* **Written instruction**
Return the full material exactly.

* **Information shown**
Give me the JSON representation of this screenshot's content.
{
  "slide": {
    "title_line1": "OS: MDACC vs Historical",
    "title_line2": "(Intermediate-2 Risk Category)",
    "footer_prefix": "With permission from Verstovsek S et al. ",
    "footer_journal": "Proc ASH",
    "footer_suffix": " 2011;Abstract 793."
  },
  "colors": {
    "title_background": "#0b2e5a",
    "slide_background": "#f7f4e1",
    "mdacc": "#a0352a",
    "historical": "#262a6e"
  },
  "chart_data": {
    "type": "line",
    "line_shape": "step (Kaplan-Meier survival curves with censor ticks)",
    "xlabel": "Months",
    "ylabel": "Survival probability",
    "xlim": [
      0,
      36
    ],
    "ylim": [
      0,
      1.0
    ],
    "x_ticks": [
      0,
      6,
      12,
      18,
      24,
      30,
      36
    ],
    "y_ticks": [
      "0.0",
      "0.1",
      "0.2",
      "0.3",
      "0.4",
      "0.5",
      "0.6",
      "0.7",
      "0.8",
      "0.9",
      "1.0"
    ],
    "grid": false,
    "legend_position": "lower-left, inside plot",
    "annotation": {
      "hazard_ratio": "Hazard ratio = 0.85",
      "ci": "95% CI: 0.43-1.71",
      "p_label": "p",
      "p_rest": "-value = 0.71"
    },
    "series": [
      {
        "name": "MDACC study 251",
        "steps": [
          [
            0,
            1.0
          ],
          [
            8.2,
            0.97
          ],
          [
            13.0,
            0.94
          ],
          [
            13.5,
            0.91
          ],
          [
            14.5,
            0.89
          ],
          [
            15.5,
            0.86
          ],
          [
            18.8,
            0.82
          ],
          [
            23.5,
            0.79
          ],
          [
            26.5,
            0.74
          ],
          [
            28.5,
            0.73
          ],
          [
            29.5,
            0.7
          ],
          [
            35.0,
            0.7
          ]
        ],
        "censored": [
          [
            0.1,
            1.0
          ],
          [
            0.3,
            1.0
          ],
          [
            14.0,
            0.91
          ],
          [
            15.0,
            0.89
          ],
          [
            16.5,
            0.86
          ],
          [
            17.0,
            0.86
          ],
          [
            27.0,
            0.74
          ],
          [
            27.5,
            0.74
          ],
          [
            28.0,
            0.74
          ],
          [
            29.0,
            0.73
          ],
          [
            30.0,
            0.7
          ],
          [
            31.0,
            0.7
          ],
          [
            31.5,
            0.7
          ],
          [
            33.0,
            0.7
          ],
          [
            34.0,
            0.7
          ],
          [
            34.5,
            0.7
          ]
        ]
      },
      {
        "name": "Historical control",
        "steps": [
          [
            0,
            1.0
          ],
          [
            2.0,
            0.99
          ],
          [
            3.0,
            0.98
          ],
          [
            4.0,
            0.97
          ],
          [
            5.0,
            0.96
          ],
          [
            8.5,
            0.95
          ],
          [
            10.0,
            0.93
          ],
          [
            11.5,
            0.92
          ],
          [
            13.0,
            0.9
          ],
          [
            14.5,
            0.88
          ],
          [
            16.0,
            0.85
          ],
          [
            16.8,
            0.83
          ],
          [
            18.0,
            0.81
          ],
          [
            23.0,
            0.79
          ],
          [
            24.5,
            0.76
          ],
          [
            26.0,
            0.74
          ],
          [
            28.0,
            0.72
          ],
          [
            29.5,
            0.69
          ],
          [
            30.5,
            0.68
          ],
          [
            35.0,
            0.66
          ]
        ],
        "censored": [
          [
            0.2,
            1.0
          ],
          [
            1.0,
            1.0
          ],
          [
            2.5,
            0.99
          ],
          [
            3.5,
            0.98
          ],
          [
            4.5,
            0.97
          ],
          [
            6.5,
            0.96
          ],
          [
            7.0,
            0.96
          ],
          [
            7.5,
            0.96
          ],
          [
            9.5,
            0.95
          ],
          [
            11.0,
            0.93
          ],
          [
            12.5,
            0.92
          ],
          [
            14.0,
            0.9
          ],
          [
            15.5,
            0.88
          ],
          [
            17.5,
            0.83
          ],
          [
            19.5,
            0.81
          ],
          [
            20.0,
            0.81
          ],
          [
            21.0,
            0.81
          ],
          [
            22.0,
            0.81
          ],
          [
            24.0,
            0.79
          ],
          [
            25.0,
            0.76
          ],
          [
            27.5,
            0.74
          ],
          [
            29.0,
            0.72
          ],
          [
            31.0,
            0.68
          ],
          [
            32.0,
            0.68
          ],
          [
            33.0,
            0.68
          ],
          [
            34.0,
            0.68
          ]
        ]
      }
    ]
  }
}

* **Exercise output**
Give me the JSON representation of this screenshot's content.
{
  "slide": {
    "title_line1": "OS: MDACC vs Historical",
    "title_line2": "(Intermediate-2 Risk Category)",
    "footer_prefix": "With permission from Verstovsek S et al. ",
    "footer_journal": "Proc ASH",
    "footer_suffix": " 2011;Abstract 793."
  },
  "colors": {
    "title_background": "#0b2e5a",
    "slide_background": "#f7f4e1",
    "mdacc": "#a0352a",
    "historical": "#262a6e"
  },
  "chart_data": {
    "type": "line",
    "line_shape": "step (Kaplan-Meier survival curves with censor ticks)",
    "xlabel": "Months",
    "ylabel": "Survival probability",
    "xlim": [
      0,
      36
    ],
    "ylim": [
      0,
      1.0
    ],
    "x_ticks": [
      0,
      6,
      12,
      18,
      24,
      30,
      36
    ],
    "y_ticks": [
      "0.0",
      "0.1",
      "0.2",
      "0.3",
      "0.4",
      "0.5",
      "0.6",
      "0.7",
      "0.8",
      "0.9",
      "1.0"
    ],
    "grid": false,
    "legend_position": "lower-left, inside plot",
    "annotation": {
      "hazard_ratio": "Hazard ratio = 0.85",
      "ci": "95% CI: 0.43-1.71",
      "p_label": "p",
      "p_rest": "-value = 0.71"
    },
    "series": [
      {
        "name": "MDACC study 251",
        "steps": [
          [
            0,
            1.0
          ],
          [
            8.2,
            0.97
          ],
          [
            13.0,
            0.94
          ],
          [
            13.5,
            0.91
          ],
          [
            14.5,
            0.89
          ],
          [
            15.5,
            0.86
          ],
          [
            18.8,
            0.82
          ],
          [
            23.5,
            0.79
          ],
          [
            26.5,
            0.74
          ],
          [
            28.5,
            0.73
          ],
          [
            29.5,
            0.7
          ],
          [
            35.0,
            0.7
          ]
        ],
        "censored": [
          [
            0.1,
            1.0
          ],
          [
            0.3,
            1.0
          ],
          [
            14.0,
            0.91
          ],
          [
            15.0,
            0.89
          ],
          [
            16.5,
            0.86
          ],
          [
            17.0,
            0.86
          ],
          [
            27.0,
            0.74
          ],
          [
            27.5,
            0.74
          ],
          [
            28.0,
            0.74
          ],
          [
            29.0,
            0.73
          ],
          [
            30.0,
            0.7
          ],
          [
            31.0,
            0.7
          ],
          [
            31.5,
            0.7
          ],
          [
            33.0,
            0.7
          ],
          [
            34.0,
            0.7
          ],
          [
            34.5,
            0.7
          ]
        ]
      },
      {
        "name": "Historical control",
        "steps": [
          [
            0,
            1.0
          ],
          [
            2.0,
            0.99
          ],
          [
            3.0,
            0.98
          ],
          [
            4.0,
            0.97
          ],
          [
            5.0,
            0.96
          ],
          [
            8.5,
            0.95
          ],
          [
            10.0,
            0.93
          ],
          [
            11.5,
            0.92
          ],
          [
            13.0,
            0.9
          ],
          [
            14.5,
            0.88
          ],
          [
            16.0,
            0.85
          ],
          [
            16.8,
            0.83
          ],
          [
            18.0,
            0.81
          ],
          [
            23.0,
            0.79
          ],
          [
            24.5,
            0.76
          ],
          [
            26.0,
            0.74
          ],
          [
            28.0,
            0.72
          ],
          [
            29.5,
            0.69
          ],
          [
            30.5,
            0.68
          ],
          [
            35.0,
            0.66
          ]
        ],
        "censored": [
          [
            0.2,
            1.0
          ],
          [
            1.0,
            1.0
          ],
          [
            2.5,
            0.99
          ],
          [
            3.5,
            0.98
          ],
          [
            4.5,
            0.97
          ],
          [
            6.5,
            0.96
          ],
          [
            7.0,
            0.96
          ],
          [
            7.5,
            0.96
          ],
          [
            9.5,
            0.95
          ],
          [
            11.0,
            0.93
          ],
          [
            12.5,
            0.92
          ],
          [
            14.0,
            0.9
          ],
          [
            15.5,
            0.88
          ],
          [
            17.5,
            0.83
          ],
          [
            19.5,
            0.81
          ],
          [
            20.0,
            0.81
          ],
          [
            21.0,
            0.81
          ],
          [
            22.0,
            0.81
          ],
          [
            24.0,
            0.79
          ],
          [
            25.0,
            0.76
          ],
          [
            27.5,
            0.74
          ],
          [
            29.0,
            0.72
          ],
          [
            31.0,
            0.68
          ],
          [
            32.0,
            0.68
          ],
          [
            33.0,
            0.68
          ],
          [
            34.0,
            0.68
          ]
        ]
      }
    ]
  }
}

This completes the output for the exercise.